Records for the task
◆ ◆ ◆ ◆ ◆

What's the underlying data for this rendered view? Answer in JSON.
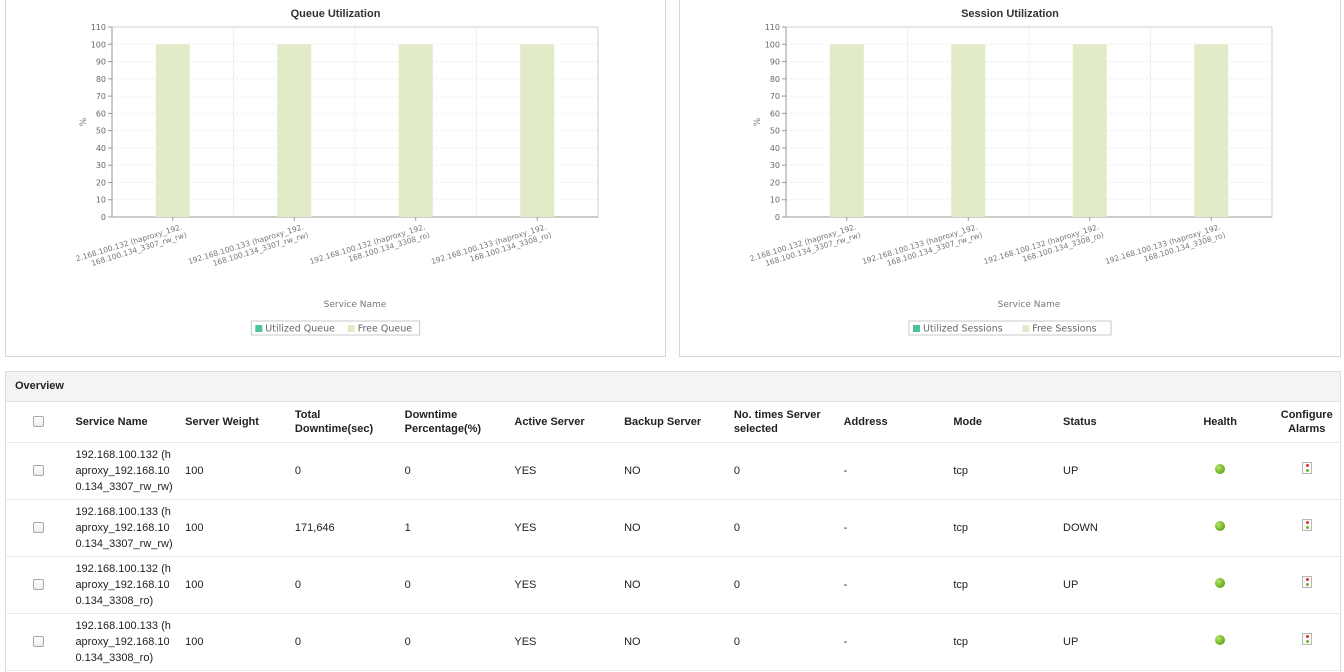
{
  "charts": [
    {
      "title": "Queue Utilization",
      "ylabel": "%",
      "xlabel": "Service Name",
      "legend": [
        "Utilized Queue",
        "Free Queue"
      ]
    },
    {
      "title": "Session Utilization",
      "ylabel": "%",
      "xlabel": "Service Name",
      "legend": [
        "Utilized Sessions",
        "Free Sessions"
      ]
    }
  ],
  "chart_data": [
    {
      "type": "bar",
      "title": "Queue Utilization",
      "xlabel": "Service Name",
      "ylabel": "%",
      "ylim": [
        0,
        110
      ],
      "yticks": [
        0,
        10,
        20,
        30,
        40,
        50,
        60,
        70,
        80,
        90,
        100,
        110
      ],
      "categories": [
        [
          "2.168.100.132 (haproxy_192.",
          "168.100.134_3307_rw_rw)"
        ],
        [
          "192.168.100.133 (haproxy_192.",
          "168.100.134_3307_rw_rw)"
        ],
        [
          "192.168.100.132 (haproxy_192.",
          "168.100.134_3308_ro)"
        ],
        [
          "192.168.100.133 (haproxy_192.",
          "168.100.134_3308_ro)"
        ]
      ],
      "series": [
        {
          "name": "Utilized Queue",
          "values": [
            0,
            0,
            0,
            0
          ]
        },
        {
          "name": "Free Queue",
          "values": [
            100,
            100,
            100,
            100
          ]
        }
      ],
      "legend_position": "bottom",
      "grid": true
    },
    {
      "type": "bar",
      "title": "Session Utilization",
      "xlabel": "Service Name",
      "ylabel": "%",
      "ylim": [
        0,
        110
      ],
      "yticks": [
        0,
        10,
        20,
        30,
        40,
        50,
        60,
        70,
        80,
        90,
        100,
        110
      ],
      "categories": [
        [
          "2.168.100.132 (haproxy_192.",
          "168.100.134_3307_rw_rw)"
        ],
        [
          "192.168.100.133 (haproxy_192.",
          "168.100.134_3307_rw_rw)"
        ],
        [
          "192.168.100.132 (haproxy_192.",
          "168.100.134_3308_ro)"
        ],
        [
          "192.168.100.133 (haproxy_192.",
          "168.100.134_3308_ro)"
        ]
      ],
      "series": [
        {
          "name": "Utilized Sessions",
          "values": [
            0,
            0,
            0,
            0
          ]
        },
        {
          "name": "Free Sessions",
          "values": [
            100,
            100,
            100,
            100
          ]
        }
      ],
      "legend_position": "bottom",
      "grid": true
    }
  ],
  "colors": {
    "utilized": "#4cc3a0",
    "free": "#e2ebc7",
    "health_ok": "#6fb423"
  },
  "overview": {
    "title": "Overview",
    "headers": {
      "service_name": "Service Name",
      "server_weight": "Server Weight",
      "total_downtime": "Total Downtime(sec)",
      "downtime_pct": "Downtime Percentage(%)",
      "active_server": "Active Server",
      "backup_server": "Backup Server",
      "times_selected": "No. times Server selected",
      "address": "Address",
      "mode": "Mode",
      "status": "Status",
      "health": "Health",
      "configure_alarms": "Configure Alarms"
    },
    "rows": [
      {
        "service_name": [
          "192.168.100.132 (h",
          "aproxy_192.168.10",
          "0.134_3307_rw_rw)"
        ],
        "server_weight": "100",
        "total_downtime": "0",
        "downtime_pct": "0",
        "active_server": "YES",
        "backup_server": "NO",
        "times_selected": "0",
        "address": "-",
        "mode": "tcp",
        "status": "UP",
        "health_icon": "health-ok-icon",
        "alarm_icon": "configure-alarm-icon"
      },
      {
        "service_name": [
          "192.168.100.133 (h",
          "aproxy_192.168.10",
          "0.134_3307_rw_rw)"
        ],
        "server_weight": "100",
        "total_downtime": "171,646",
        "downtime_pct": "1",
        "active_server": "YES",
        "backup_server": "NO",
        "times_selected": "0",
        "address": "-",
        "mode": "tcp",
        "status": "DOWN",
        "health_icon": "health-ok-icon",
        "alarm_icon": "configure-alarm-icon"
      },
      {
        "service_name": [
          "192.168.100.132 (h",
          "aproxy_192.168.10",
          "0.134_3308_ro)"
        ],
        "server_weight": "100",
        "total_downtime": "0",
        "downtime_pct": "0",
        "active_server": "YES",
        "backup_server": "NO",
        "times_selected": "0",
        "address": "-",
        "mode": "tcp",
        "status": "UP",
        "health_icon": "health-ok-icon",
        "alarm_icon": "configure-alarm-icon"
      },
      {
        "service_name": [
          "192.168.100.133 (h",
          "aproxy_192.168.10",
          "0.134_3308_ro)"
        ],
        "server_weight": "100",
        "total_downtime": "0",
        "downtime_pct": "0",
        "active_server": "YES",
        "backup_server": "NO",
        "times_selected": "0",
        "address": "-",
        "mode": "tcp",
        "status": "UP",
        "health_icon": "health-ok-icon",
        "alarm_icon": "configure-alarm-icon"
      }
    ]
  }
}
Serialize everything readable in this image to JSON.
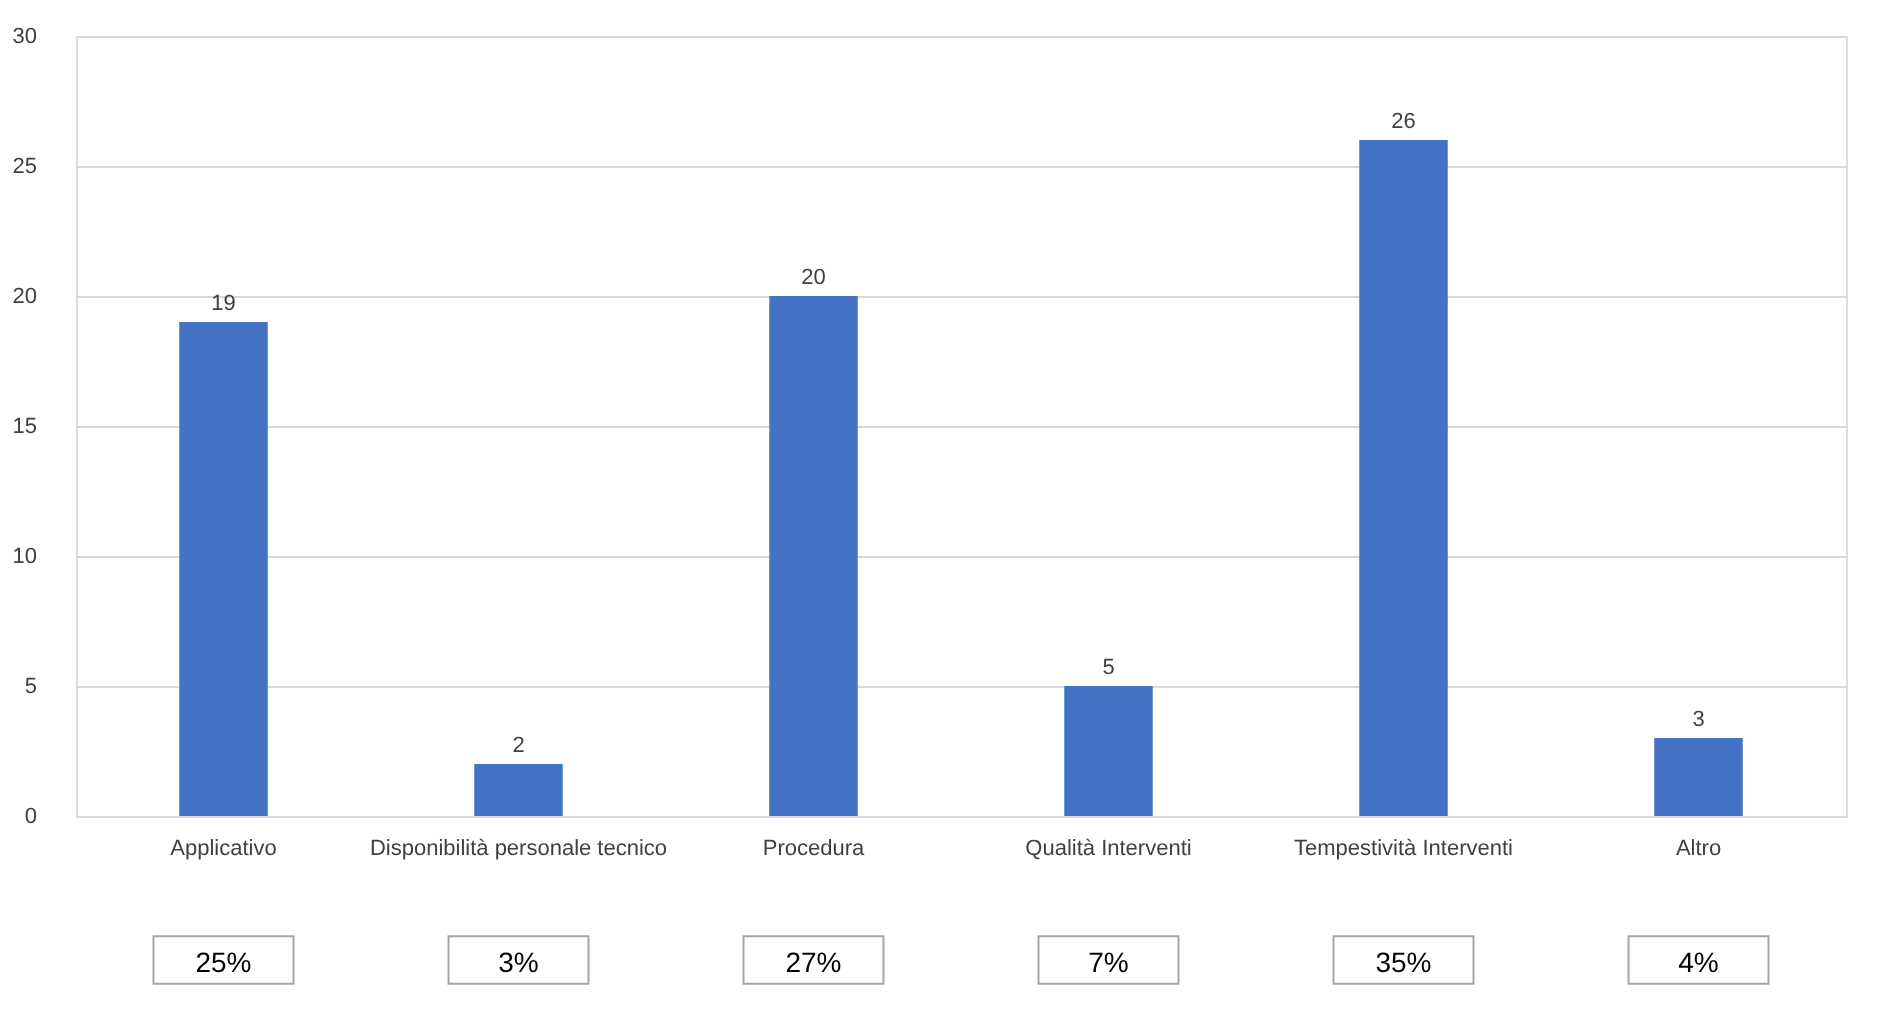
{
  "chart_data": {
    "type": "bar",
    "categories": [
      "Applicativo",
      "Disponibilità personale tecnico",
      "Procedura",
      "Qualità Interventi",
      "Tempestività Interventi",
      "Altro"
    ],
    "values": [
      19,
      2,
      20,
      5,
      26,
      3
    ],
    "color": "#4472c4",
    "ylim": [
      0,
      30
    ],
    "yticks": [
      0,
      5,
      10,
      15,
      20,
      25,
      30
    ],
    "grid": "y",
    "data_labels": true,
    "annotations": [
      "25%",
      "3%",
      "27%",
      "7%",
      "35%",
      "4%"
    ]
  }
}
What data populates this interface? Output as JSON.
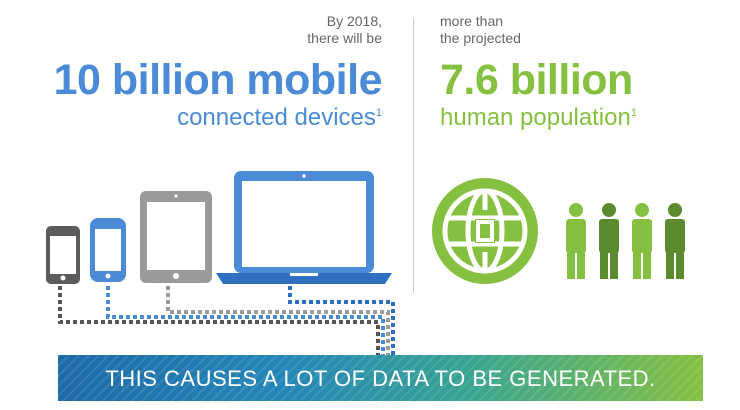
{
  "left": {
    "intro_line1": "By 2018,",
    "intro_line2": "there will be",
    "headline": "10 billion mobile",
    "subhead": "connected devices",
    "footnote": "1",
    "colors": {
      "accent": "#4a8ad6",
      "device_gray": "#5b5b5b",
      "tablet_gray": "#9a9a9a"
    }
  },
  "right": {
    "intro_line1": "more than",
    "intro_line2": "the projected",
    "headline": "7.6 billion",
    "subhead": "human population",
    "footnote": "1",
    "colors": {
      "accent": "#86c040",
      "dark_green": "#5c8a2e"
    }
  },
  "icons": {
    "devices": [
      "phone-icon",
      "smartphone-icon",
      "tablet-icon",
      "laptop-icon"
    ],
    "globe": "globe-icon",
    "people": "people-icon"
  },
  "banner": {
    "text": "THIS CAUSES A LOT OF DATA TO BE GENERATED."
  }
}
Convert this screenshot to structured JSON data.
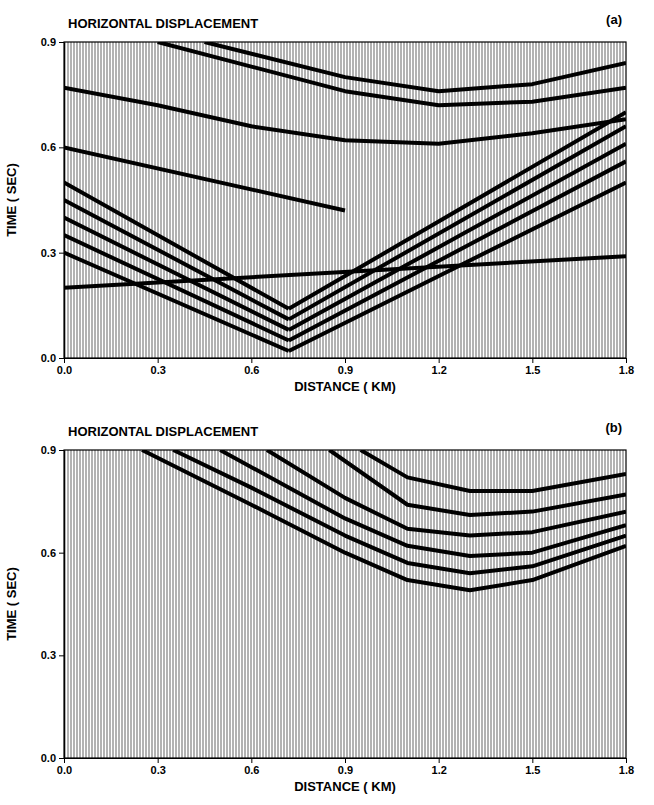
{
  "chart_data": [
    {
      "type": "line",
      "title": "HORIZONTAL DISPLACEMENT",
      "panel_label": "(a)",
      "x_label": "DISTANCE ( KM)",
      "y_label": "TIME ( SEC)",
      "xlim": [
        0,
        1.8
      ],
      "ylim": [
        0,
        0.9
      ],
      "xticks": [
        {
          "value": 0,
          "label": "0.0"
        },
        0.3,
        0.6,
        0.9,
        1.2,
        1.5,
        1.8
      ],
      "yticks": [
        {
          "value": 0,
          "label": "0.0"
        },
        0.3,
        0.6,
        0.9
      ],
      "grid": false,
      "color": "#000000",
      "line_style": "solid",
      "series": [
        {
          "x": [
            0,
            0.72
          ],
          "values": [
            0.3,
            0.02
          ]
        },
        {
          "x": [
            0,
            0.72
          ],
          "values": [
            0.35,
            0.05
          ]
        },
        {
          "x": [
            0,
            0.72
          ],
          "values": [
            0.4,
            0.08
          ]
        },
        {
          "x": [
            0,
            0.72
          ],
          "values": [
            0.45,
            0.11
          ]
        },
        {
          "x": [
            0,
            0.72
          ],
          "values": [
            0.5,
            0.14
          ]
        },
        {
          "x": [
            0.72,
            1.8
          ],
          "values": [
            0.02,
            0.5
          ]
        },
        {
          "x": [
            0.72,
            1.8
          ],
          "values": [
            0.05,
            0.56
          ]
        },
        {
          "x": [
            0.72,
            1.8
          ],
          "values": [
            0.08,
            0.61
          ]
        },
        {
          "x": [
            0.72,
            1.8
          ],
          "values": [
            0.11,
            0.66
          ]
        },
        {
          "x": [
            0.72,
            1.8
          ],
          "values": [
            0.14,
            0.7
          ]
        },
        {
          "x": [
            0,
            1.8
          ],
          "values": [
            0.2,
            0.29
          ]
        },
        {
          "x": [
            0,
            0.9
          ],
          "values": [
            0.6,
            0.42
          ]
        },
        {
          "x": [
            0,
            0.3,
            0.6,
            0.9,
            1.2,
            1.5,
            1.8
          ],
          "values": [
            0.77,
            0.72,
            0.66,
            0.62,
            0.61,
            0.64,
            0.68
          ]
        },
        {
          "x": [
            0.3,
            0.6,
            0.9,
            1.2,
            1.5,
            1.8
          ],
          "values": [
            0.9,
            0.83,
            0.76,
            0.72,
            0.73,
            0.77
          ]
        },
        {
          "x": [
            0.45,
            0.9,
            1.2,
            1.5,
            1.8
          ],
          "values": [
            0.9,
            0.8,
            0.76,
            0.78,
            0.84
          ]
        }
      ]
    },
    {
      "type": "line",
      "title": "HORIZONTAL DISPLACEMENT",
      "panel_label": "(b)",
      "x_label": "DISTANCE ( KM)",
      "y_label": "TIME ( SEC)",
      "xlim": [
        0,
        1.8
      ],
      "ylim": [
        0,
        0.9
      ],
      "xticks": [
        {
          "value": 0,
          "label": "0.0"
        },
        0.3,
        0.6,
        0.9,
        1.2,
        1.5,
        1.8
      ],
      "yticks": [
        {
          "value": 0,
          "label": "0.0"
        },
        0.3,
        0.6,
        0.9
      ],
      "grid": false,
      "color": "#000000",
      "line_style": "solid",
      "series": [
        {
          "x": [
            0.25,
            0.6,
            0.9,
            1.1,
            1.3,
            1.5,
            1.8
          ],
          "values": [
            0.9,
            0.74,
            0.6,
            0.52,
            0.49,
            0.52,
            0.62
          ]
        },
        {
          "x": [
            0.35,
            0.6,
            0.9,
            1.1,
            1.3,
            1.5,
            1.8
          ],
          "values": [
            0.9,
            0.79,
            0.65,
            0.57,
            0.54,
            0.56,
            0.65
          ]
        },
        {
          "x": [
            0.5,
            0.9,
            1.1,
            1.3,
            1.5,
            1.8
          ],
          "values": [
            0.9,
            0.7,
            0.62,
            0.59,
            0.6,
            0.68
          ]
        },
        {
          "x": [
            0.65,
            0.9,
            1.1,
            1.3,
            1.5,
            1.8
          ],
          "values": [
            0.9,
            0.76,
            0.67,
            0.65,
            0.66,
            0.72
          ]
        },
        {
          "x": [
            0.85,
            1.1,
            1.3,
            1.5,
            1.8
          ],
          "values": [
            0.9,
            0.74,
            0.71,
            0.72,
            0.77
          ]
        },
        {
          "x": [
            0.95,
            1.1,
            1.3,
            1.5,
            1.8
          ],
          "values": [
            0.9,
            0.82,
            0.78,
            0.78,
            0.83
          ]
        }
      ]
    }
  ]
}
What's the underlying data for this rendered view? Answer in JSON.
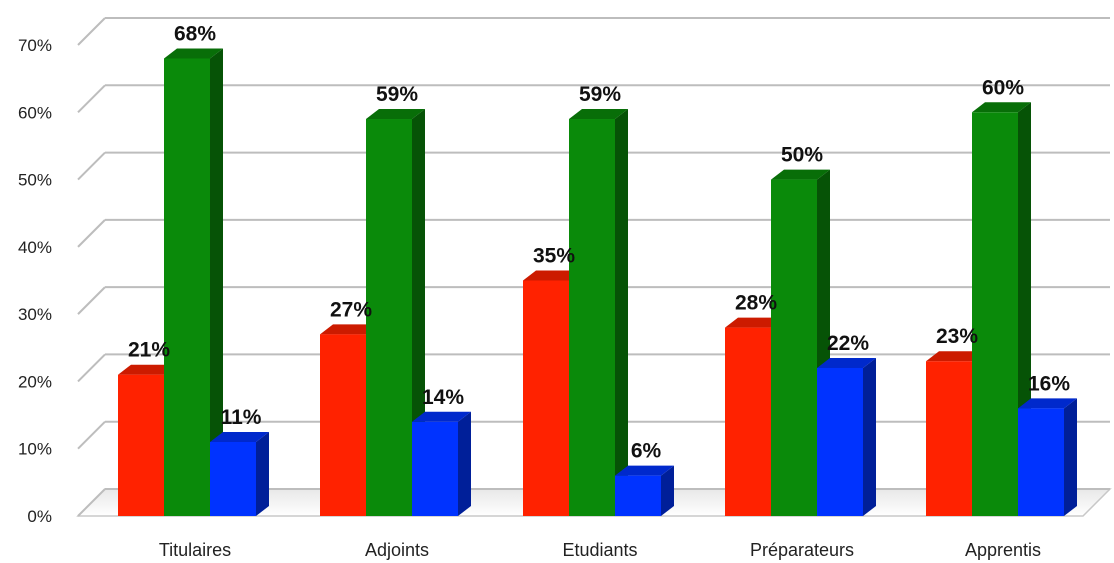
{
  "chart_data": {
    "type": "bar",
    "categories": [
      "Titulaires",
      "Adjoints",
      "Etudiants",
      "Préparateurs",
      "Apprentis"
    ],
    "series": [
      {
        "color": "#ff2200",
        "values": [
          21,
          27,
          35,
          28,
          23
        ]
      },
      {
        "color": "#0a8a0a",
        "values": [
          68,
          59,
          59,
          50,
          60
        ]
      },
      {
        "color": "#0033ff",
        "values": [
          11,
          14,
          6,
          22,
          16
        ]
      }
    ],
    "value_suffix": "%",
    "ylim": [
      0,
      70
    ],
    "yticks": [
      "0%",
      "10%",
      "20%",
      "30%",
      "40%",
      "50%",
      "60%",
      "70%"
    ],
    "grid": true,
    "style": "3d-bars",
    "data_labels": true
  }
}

◆ ◆ ◆ ◆ ◆

What needs to be done
Look over the listing. Pull out every line with the string "headline" in it.

Written reply
    "headline": "10 billion mobile",
    "headline": "7.6 billion",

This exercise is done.